╔══
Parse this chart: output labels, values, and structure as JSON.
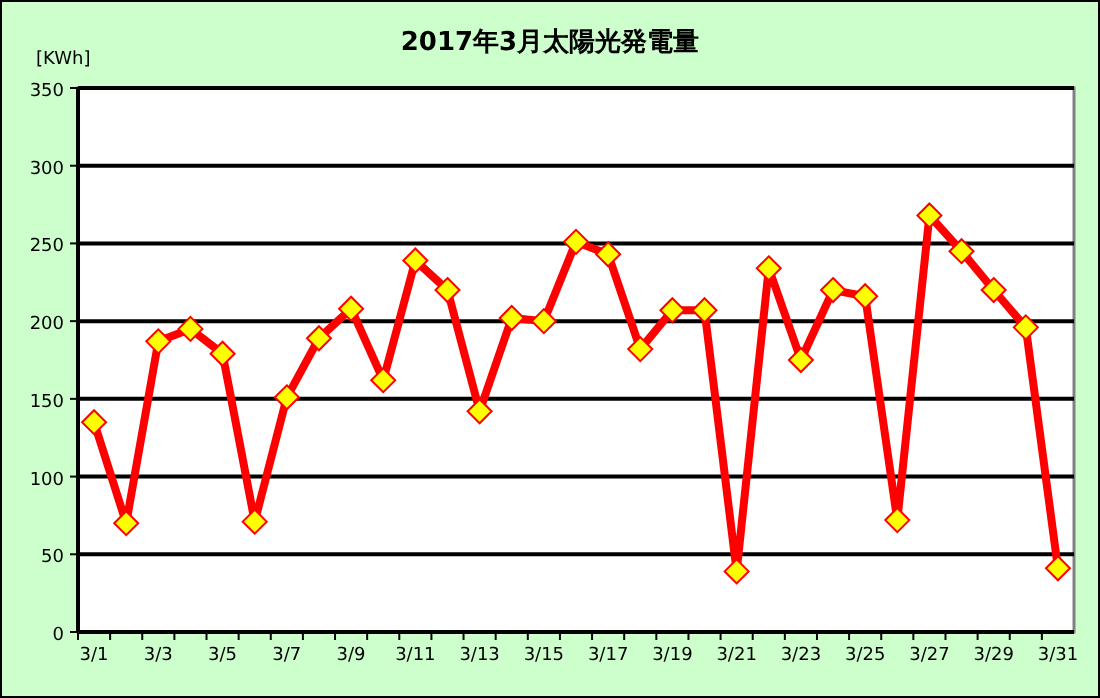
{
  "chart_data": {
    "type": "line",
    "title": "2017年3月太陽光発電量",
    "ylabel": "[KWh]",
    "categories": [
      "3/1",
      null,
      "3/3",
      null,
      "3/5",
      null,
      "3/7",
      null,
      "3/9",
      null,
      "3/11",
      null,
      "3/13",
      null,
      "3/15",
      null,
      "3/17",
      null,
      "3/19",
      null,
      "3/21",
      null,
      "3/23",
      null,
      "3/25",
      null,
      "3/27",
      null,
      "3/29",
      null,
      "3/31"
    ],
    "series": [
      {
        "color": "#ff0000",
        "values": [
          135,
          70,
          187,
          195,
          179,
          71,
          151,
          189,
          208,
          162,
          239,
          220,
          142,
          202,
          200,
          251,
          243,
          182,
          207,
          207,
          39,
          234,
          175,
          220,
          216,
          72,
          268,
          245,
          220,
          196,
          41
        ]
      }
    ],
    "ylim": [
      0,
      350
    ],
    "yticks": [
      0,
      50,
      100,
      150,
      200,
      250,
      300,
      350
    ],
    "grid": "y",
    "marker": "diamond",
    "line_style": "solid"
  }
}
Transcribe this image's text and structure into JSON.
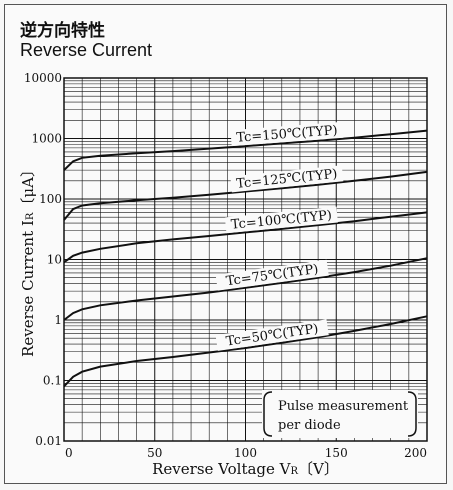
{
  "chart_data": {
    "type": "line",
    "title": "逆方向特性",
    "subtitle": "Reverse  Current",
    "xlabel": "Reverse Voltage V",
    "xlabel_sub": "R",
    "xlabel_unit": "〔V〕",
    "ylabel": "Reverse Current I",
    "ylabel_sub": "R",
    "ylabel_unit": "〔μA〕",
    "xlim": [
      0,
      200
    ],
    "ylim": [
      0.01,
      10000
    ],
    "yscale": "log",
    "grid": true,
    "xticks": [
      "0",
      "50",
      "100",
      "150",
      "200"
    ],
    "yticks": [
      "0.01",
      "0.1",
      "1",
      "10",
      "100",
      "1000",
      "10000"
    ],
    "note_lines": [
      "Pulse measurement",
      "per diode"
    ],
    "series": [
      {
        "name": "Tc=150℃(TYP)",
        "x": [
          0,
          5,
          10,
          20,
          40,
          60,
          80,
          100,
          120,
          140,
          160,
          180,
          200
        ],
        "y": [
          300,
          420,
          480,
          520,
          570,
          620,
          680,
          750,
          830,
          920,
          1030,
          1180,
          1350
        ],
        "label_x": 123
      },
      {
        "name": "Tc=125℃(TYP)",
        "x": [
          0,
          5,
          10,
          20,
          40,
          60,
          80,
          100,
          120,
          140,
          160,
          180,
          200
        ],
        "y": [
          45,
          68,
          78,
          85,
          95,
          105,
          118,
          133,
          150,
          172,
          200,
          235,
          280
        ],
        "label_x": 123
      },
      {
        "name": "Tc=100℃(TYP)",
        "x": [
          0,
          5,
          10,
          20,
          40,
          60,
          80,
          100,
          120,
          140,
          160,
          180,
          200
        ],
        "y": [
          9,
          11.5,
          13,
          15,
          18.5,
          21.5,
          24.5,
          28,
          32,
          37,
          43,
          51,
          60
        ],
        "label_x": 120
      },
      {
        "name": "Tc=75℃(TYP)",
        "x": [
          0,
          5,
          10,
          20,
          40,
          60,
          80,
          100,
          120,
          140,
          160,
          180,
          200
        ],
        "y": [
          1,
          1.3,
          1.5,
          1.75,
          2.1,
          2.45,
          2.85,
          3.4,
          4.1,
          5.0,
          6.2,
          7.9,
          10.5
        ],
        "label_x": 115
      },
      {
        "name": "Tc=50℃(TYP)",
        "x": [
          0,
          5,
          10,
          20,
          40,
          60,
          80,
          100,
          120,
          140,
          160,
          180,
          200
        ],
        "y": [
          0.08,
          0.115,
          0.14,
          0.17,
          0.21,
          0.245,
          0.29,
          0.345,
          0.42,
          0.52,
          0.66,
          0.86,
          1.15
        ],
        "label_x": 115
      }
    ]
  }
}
╚══
╔══
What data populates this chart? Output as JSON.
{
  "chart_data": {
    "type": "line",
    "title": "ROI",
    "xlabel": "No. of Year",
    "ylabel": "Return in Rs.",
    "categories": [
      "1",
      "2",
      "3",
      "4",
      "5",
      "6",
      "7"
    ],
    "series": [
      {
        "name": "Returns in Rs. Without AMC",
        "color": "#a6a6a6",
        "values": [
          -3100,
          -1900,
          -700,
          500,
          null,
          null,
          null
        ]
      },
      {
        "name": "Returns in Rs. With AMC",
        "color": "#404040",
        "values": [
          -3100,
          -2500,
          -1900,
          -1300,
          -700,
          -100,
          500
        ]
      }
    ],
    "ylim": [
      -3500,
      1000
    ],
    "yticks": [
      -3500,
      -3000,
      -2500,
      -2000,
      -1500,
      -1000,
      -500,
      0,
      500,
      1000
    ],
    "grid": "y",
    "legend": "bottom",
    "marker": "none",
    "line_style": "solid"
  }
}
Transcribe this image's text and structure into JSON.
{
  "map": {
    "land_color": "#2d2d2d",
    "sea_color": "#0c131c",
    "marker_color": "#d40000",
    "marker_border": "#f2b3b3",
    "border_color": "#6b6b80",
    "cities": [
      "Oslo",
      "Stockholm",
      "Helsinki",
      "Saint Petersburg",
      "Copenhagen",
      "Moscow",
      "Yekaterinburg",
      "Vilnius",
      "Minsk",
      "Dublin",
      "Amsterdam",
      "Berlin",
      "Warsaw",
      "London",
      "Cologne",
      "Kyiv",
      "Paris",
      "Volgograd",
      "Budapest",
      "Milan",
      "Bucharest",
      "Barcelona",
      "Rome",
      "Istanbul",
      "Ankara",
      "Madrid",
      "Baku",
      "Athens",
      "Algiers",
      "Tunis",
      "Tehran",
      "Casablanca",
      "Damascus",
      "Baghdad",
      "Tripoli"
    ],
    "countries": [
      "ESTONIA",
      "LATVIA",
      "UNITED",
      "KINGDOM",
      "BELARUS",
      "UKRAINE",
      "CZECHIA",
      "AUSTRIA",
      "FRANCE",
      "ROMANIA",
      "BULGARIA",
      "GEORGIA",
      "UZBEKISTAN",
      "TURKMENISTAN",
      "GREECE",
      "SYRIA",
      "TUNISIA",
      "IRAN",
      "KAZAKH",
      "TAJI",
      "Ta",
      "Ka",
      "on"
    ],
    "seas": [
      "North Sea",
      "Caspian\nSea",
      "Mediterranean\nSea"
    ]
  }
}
╚══
**TASK STATEMENT**
Using the entries above, find all lines with "Current". Copy them.

**SOLUTION BELOW**
    "subtitle": "Reverse  Current",
    "ylabel": "Reverse Current I",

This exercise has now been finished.